• What the task requires
Recast the lines below as a Markdown table with the columns "Row" and "Line text," numbering each row and skipping any blank lines. Leave the pictures out of the table.
....
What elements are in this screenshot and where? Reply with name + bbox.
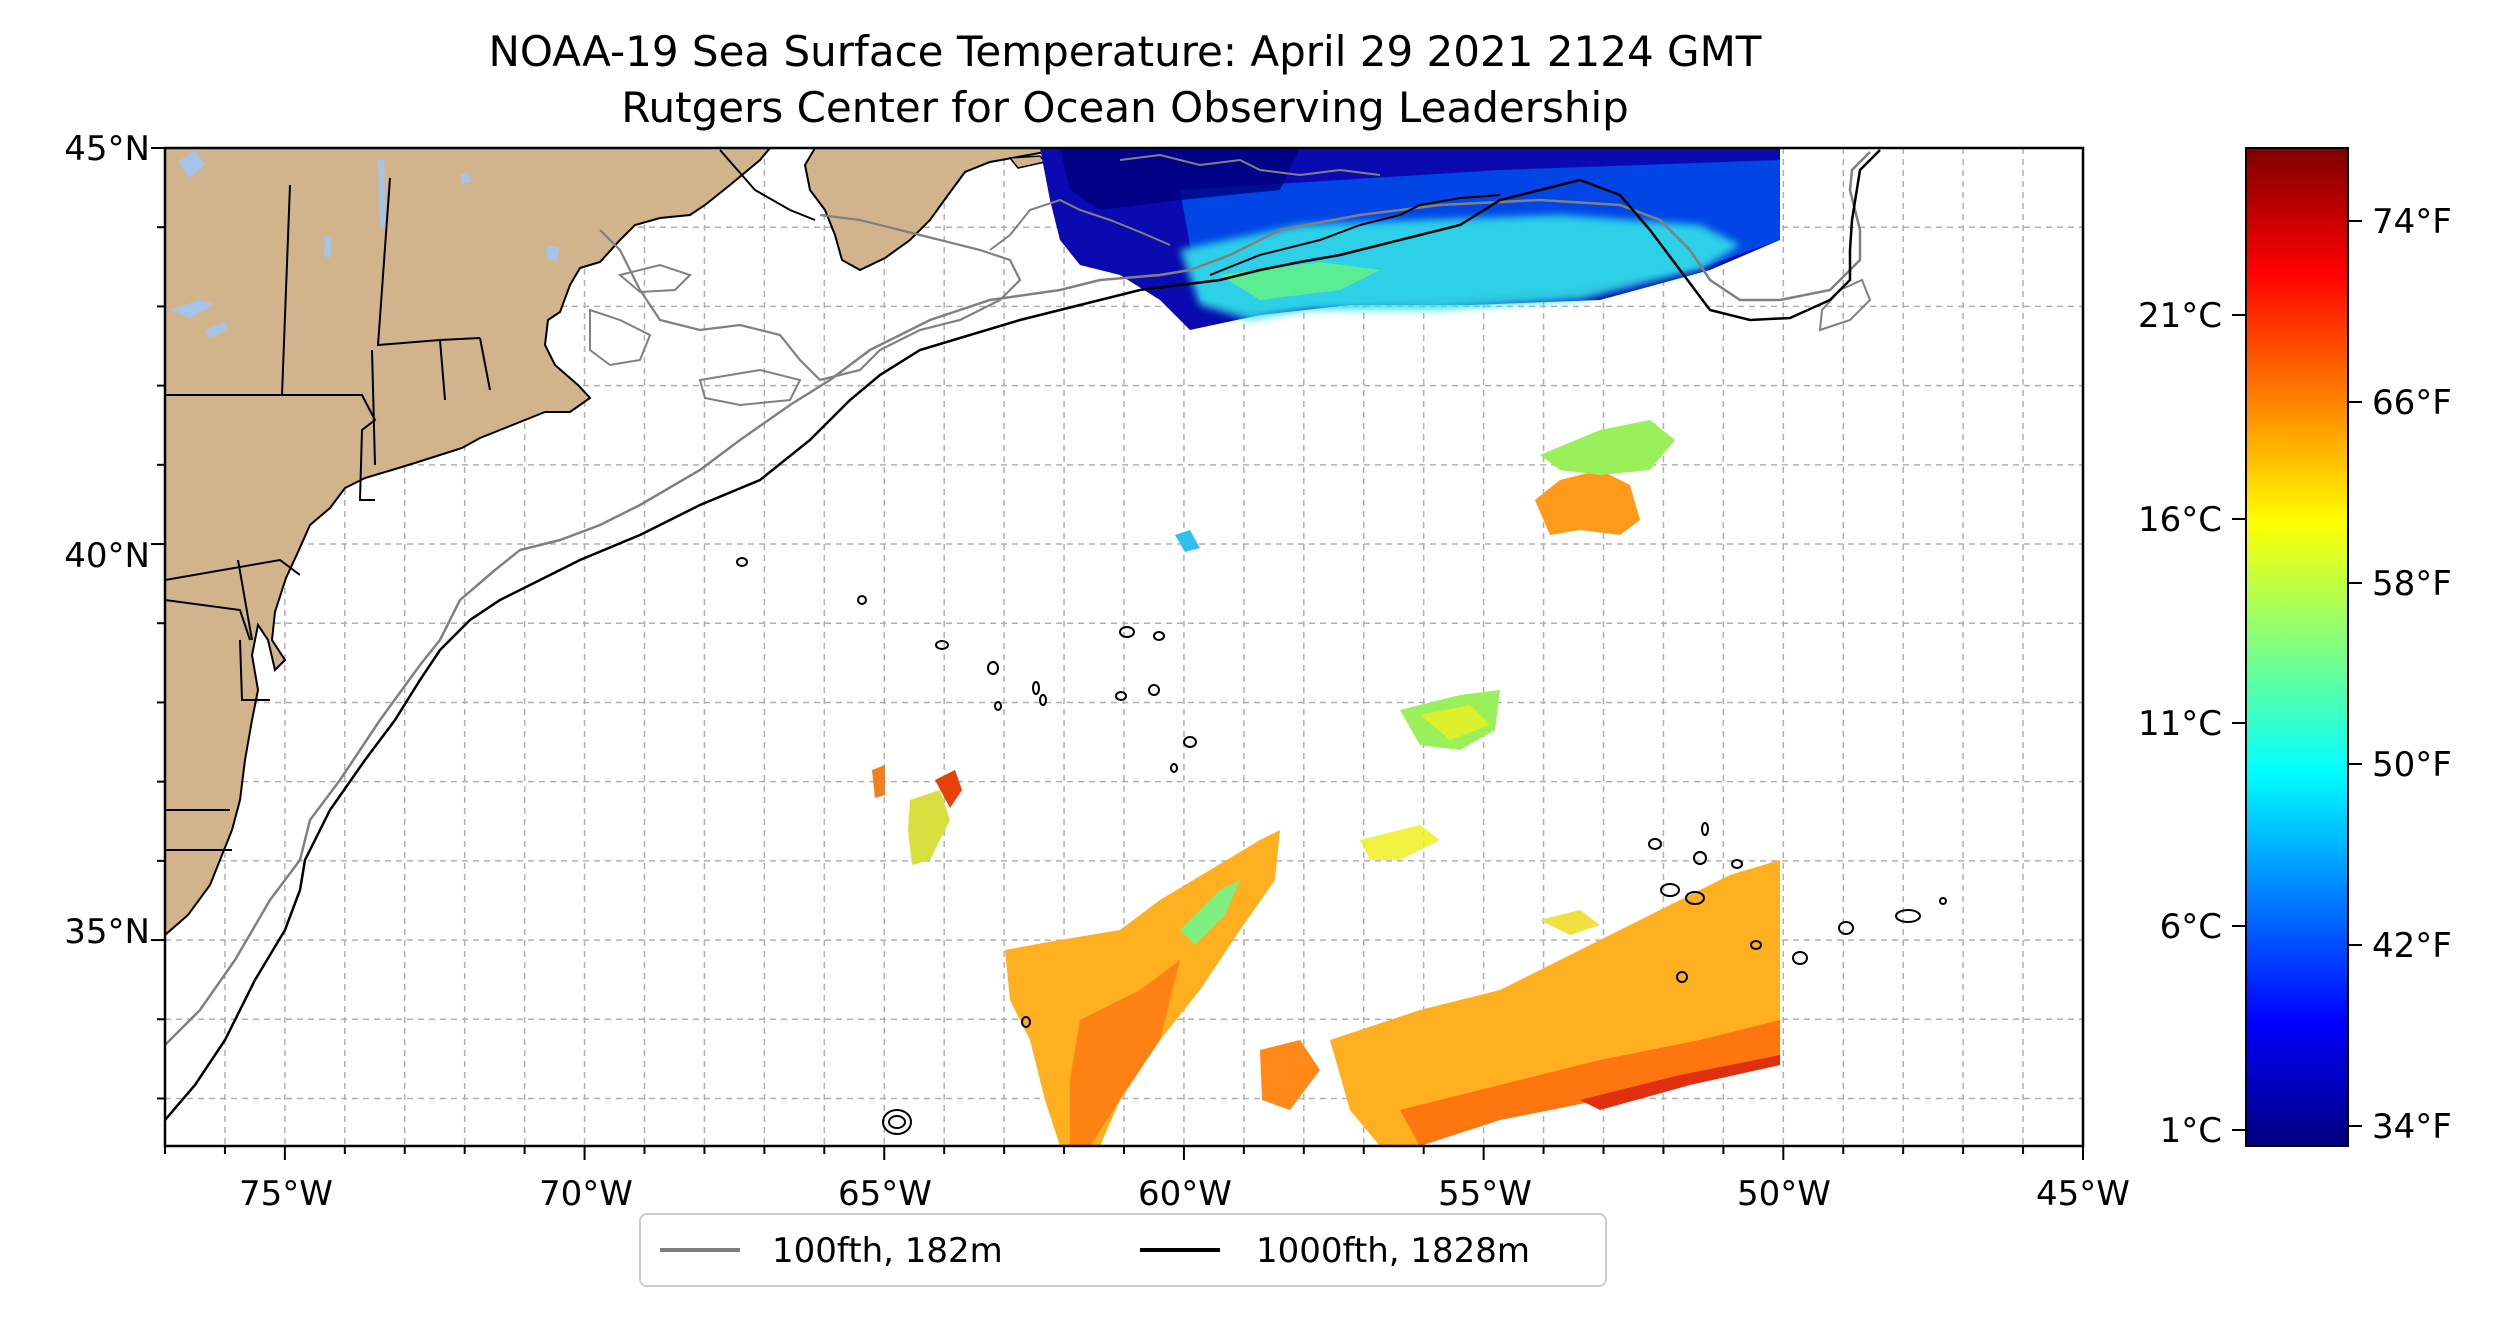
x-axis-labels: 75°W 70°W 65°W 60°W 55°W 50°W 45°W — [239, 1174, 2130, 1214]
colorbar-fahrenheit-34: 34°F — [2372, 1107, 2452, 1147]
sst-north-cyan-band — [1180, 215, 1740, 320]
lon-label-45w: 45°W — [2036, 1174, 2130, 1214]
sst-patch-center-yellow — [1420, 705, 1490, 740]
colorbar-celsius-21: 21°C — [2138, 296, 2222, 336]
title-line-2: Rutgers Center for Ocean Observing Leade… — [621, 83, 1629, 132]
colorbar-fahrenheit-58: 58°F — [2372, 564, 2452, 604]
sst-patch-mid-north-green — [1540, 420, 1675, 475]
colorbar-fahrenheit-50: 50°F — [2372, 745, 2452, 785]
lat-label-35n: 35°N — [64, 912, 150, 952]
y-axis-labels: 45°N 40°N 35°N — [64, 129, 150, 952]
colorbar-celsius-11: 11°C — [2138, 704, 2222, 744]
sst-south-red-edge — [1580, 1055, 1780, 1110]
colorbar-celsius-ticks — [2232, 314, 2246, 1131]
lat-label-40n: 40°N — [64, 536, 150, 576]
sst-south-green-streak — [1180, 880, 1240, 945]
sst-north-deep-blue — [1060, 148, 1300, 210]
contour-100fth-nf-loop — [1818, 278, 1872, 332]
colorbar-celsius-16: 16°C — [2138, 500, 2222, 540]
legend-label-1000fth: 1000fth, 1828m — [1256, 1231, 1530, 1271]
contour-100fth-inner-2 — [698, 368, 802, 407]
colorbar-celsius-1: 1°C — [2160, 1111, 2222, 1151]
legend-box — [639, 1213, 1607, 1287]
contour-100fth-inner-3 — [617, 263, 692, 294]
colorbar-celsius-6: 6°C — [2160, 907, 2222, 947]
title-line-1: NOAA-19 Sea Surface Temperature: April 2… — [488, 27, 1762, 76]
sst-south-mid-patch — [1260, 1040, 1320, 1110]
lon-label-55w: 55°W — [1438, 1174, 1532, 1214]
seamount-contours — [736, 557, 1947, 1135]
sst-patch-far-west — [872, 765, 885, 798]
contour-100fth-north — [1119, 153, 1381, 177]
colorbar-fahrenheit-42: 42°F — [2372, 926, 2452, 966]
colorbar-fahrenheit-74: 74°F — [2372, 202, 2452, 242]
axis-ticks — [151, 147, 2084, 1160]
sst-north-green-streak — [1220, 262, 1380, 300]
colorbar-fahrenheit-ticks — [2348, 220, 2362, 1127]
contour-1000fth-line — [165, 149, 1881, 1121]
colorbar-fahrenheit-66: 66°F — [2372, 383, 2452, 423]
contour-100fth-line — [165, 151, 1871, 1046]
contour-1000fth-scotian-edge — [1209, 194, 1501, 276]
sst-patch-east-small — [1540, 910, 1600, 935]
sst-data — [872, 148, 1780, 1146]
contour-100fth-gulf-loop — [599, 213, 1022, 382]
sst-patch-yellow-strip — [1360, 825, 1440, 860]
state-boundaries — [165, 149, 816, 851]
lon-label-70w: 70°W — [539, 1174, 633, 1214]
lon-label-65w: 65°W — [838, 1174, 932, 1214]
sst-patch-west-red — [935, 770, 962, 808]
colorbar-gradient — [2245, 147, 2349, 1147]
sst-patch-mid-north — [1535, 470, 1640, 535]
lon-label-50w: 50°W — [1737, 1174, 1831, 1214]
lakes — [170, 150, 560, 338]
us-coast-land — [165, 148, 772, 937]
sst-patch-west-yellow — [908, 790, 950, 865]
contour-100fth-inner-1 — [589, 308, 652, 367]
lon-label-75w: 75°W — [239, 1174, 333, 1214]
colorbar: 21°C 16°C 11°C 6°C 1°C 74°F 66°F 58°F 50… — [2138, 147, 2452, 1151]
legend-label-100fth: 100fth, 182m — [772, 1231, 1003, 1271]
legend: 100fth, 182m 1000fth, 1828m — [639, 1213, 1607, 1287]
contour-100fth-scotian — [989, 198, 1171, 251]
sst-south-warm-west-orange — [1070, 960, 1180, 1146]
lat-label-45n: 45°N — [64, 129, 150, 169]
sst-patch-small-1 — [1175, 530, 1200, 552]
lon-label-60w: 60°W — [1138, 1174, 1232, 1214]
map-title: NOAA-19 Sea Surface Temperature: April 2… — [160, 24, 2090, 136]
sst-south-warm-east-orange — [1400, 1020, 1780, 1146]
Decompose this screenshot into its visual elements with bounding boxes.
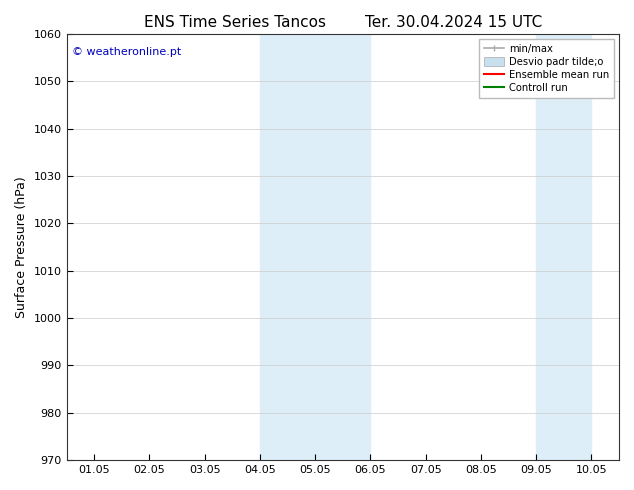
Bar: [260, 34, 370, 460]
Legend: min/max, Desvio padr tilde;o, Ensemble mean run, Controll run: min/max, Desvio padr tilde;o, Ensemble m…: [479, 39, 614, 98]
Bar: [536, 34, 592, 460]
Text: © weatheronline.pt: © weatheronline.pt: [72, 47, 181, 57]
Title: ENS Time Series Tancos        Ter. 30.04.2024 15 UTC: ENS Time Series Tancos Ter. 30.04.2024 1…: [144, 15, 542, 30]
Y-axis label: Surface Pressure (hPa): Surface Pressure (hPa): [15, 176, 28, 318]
....
• The response
| Row | Line text |
|---|---|
| 1 | What elements are in this screenshot and where? Reply with name + bbox. |
| 2 | x-axis-labels: 75°W 70°W 65°W 60°W 55°W 50°W 45°W — [239, 1174, 2130, 1214] |
| 3 | colorbar-fahrenheit-34: 34°F — [2372, 1107, 2452, 1147] |
| 4 | sst-north-cyan-band — [1180, 215, 1740, 320] |
| 5 | lon-label-45w: 45°W — [2036, 1174, 2130, 1214] |
| 6 | sst-patch-center-yellow — [1420, 705, 1490, 740] |
| 7 | colorbar-celsius-21: 21°C — [2138, 296, 2222, 336] |
| 8 | title-line-2: Rutgers Center for Ocean Observing Leade… — [621, 83, 1629, 132] |
| 9 | colorbar-fahrenheit-58: 58°F — [2372, 564, 2452, 604] |
| 10 | sst-patch-mid-north-green — [1540, 420, 1675, 475] |
| 11 | colorbar-fahrenheit-50: 50°F — [2372, 745, 2452, 785] |
| 12 | lat-label-35n: 35°N — [64, 912, 150, 952] |
| 13 | y-axis-labels: 45°N 40°N 35°N — [64, 129, 150, 952] |
| 14 | colorbar-celsius-11: 11°C — [2138, 704, 2222, 744] |
| 15 | sst-south-red-edge — [1580, 1055, 1780, 1110] |
| 16 | colorbar-celsius-ticks — [2232, 314, 2246, 1131] |
| 17 | lat-label-40n: 40°N — [64, 536, 150, 576] |
| 18 | sst-south-green-streak — [1180, 880, 1240, 945] |
| 19 | sst-north-deep-blue — [1060, 148, 1300, 210] |
| 20 | contour-100fth-nf-loop — [1818, 278, 1872, 332] |
| 21 | colorbar-celsius-16: 16°C — [2138, 500, 2222, 540] |
| 22 | legend-label-1000fth: 1000fth, 1828m — [1256, 1231, 1530, 1271] |
| 23 | contour-100fth-inner-2 — [698, 368, 802, 407] |
| 24 | colorbar-celsius-1: 1°C — [2160, 1111, 2222, 1151] |
| 25 | legend-box — [639, 1213, 1607, 1287] |
| 26 | contour-100fth-inner-3 — [617, 263, 692, 294] |
| 27 | colorbar-celsius-6: 6°C — [2160, 907, 2222, 947] |
| 28 | title-line-1: NOAA-19 Sea Surface Temperature: April 2… — [488, 27, 1762, 76] |
| 29 | sst-south-mid-patch — [1260, 1040, 1320, 1110] |
| 30 | lon-label-55w: 55°W — [1438, 1174, 1532, 1214] |
| 31 | seamount-contours — [736, 557, 1947, 1135] |
| 32 | sst-patch-far-west — [872, 765, 885, 798] |
| 33 | contour-100fth-north — [1119, 153, 1381, 177] |
| 34 | colorbar-fahrenheit-42: 42°F — [2372, 926, 2452, 966] |
| 35 | colorbar-fahrenheit-74: 74°F — [2372, 202, 2452, 242] |
| 36 | axis-ticks — [151, 147, 2084, 1160] |
| 37 | sst-north-green-streak — [1220, 262, 1380, 300] |
| 38 | colorbar-fahrenheit-ticks — [2348, 220, 2362, 1127] |
| 39 | contour-1000fth-line — [165, 149, 1881, 1121] |
| 40 | colorbar-fahrenheit-66: 66°F — [2372, 383, 2452, 423] |
| 41 | contour-100fth-line — [165, 151, 1871, 1046] |
| 42 | contour-1000fth-scotian-edge — [1209, 194, 1501, 276] |
| 43 | sst-patch-east-small — [1540, 910, 1600, 935] |
| 44 | sst-data — [872, 148, 1780, 1146] |
| 45 | contour-100fth-gulf-loop — [599, 213, 1022, 382] |
| 46 | sst-patch-yellow-strip — [1360, 825, 1440, 860] |
| 47 | state-boundaries — [165, 149, 816, 851] |
| 48 | lon-label-70w: 70°W — [539, 1174, 633, 1214] |
| 49 | lon-label-65w: 65°W — [838, 1174, 932, 1214] |
| 50 | sst-patch-west-red — [935, 770, 962, 808] |
| 51 | colorbar-gradient — [2245, 147, 2349, 1147] |
| 52 | sst-patch-mid-north — [1535, 470, 1640, 535] |
| 53 | lon-label-50w: 50°W — [1737, 1174, 1831, 1214] |
| 54 | lakes — [170, 150, 560, 338] |
| 55 | us-coast-land — [165, 148, 772, 937] |
| 56 | sst-patch-west-yellow — [908, 790, 950, 865] |
| 57 | contour-100fth-inner-1 — [589, 308, 652, 367] |
| 58 | lon-label-75w: 75°W — [239, 1174, 333, 1214] |
| 59 | colorbar: 21°C 16°C 11°C 6°C 1°C 74°F 66°F 58°F 50… — [2138, 147, 2452, 1151] |
| 60 | legend-label-100fth: 100fth, 182m — [772, 1231, 1003, 1271] |
| 61 | legend: 100fth, 182m 1000fth, 1828m — [639, 1213, 1607, 1287] |
| 62 | contour-100fth-scotian — [989, 198, 1171, 251] |
| 63 | sst-south-warm-west-orange — [1070, 960, 1180, 1146] |
| 64 | lat-label-45n: 45°N — [64, 129, 150, 169] |
| 65 | sst-patch-small-1 — [1175, 530, 1200, 552] |
| 66 | lon-label-60w: 60°W — [1138, 1174, 1232, 1214] |
| 67 | map-title: NOAA-19 Sea Surface Temperature: April 2… — [160, 24, 2090, 136] |
| 68 | sst-south-warm-east-orange — [1400, 1020, 1780, 1146] |
| 69 | Decompose this screenshot into its visual elements with bounding boxes. |
| 70 | Bar: [260, 34, 370, 460] |
| 71 | Legend: min/max, Desvio padr tilde;o, Ensemble mean run, Controll run: min/max, Desvio padr tilde;o, Ensemble m…: [479, 39, 614, 98] |
| 72 | Bar: [536, 34, 592, 460] |
| 73 | Text: © weatheronline.pt: © weatheronline.pt: [72, 47, 181, 57] |
| 74 | Title: ENS Time Series Tancos        Ter. 30.04.2024 15 UTC: ENS Time Series Tancos Ter. 30.04.2024 1…: [144, 15, 542, 30] |
| 75 | Y-axis label: Surface Pressure (hPa): Surface Pressure (hPa): [15, 176, 28, 318] |